Given problem:
In the material below, find the line with "What's the underlying"; set down that line and every line after it to the end, exactly, without pictures.

[Source records]

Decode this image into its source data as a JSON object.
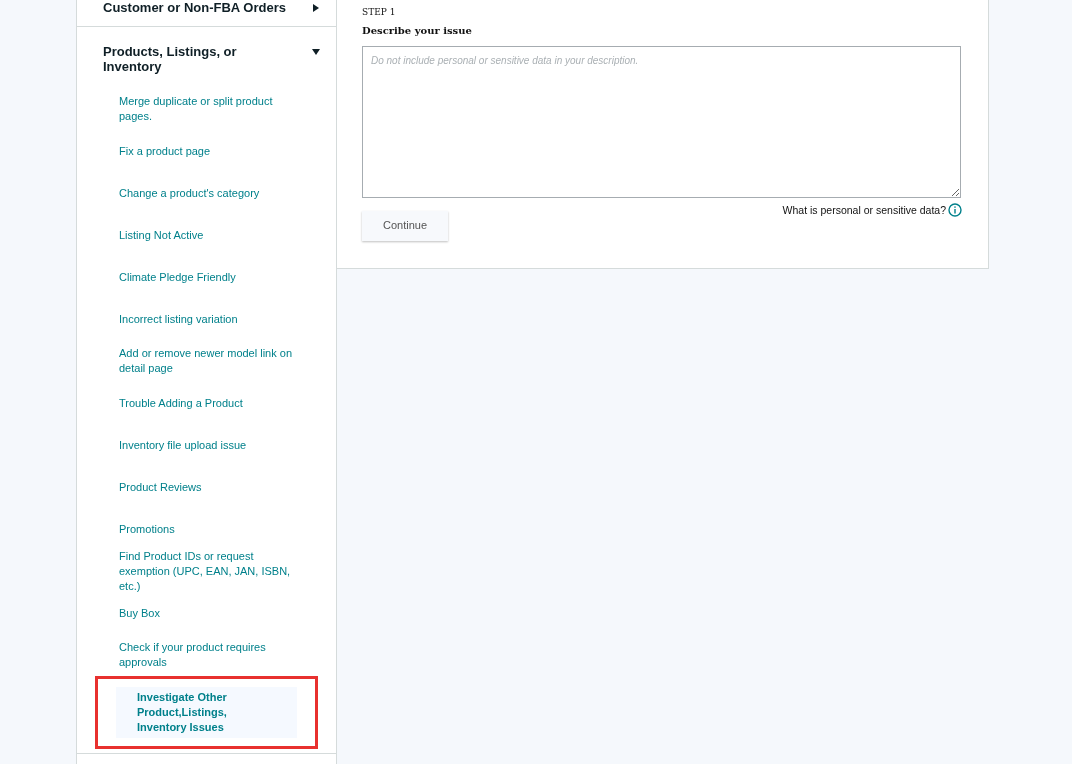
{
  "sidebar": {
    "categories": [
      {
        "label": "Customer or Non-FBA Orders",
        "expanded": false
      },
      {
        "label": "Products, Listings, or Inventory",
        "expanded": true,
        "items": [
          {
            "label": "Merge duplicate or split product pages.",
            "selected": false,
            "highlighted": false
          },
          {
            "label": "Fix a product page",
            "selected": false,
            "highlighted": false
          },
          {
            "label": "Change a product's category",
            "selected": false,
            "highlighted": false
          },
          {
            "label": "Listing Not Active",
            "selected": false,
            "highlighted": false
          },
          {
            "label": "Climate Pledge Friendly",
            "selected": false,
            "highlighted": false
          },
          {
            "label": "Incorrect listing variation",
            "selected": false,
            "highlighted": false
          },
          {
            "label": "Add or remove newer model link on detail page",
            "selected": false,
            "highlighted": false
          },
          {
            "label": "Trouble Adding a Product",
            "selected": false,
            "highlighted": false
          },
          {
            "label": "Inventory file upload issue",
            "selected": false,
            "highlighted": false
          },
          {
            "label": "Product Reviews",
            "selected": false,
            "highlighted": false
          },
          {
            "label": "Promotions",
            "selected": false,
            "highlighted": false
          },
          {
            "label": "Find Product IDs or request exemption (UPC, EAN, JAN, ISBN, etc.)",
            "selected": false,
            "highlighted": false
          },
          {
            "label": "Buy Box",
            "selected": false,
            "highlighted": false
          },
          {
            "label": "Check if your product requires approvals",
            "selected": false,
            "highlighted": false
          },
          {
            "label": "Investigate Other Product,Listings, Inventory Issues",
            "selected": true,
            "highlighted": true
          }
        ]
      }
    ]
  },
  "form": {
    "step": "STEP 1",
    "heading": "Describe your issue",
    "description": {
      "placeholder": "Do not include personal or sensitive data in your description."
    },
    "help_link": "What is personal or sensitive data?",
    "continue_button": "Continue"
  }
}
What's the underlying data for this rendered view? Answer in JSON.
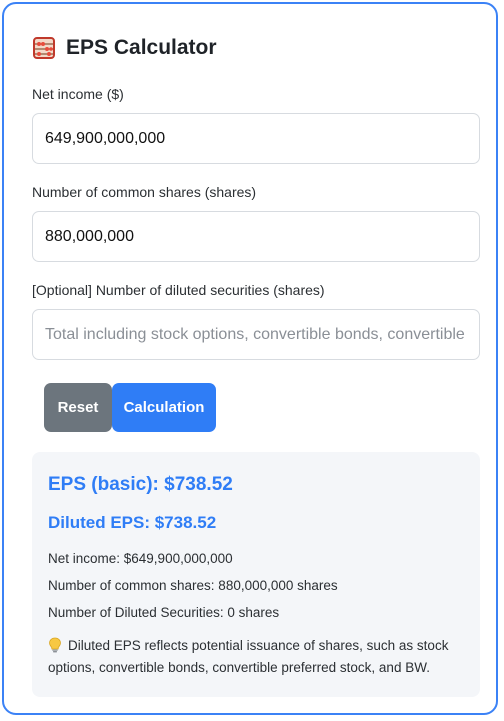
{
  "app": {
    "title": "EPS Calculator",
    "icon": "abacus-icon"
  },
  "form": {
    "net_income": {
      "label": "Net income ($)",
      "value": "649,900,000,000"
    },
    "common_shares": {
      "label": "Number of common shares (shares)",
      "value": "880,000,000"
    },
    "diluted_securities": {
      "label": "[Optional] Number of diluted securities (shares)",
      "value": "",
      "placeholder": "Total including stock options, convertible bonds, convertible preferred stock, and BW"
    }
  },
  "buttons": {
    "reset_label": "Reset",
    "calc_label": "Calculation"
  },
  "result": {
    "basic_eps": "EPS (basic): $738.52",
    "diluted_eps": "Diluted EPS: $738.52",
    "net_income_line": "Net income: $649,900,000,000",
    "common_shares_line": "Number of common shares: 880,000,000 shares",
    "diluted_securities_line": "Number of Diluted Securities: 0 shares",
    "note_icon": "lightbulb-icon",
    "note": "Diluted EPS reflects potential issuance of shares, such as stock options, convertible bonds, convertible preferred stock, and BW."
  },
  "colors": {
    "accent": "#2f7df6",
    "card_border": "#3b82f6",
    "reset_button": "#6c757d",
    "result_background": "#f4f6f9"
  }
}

The solution:
What's the underlying data for this rendered view? Answer in JSON.
{
  "app": {
    "title": "EPS Calculator",
    "icon": "abacus-icon"
  },
  "form": {
    "net_income": {
      "label": "Net income ($)",
      "value": "649,900,000,000"
    },
    "common_shares": {
      "label": "Number of common shares (shares)",
      "value": "880,000,000"
    },
    "diluted_securities": {
      "label": "[Optional] Number of diluted securities (shares)",
      "value": "",
      "placeholder": "Total including stock options, convertible bonds, convertible preferred stock, and BW"
    }
  },
  "buttons": {
    "reset_label": "Reset",
    "calc_label": "Calculation"
  },
  "result": {
    "basic_eps": "EPS (basic): $738.52",
    "diluted_eps": "Diluted EPS: $738.52",
    "net_income_line": "Net income: $649,900,000,000",
    "common_shares_line": "Number of common shares: 880,000,000 shares",
    "diluted_securities_line": "Number of Diluted Securities: 0 shares",
    "note_icon": "lightbulb-icon",
    "note": "Diluted EPS reflects potential issuance of shares, such as stock options, convertible bonds, convertible preferred stock, and BW."
  },
  "colors": {
    "accent": "#2f7df6",
    "card_border": "#3b82f6",
    "reset_button": "#6c757d",
    "result_background": "#f4f6f9"
  }
}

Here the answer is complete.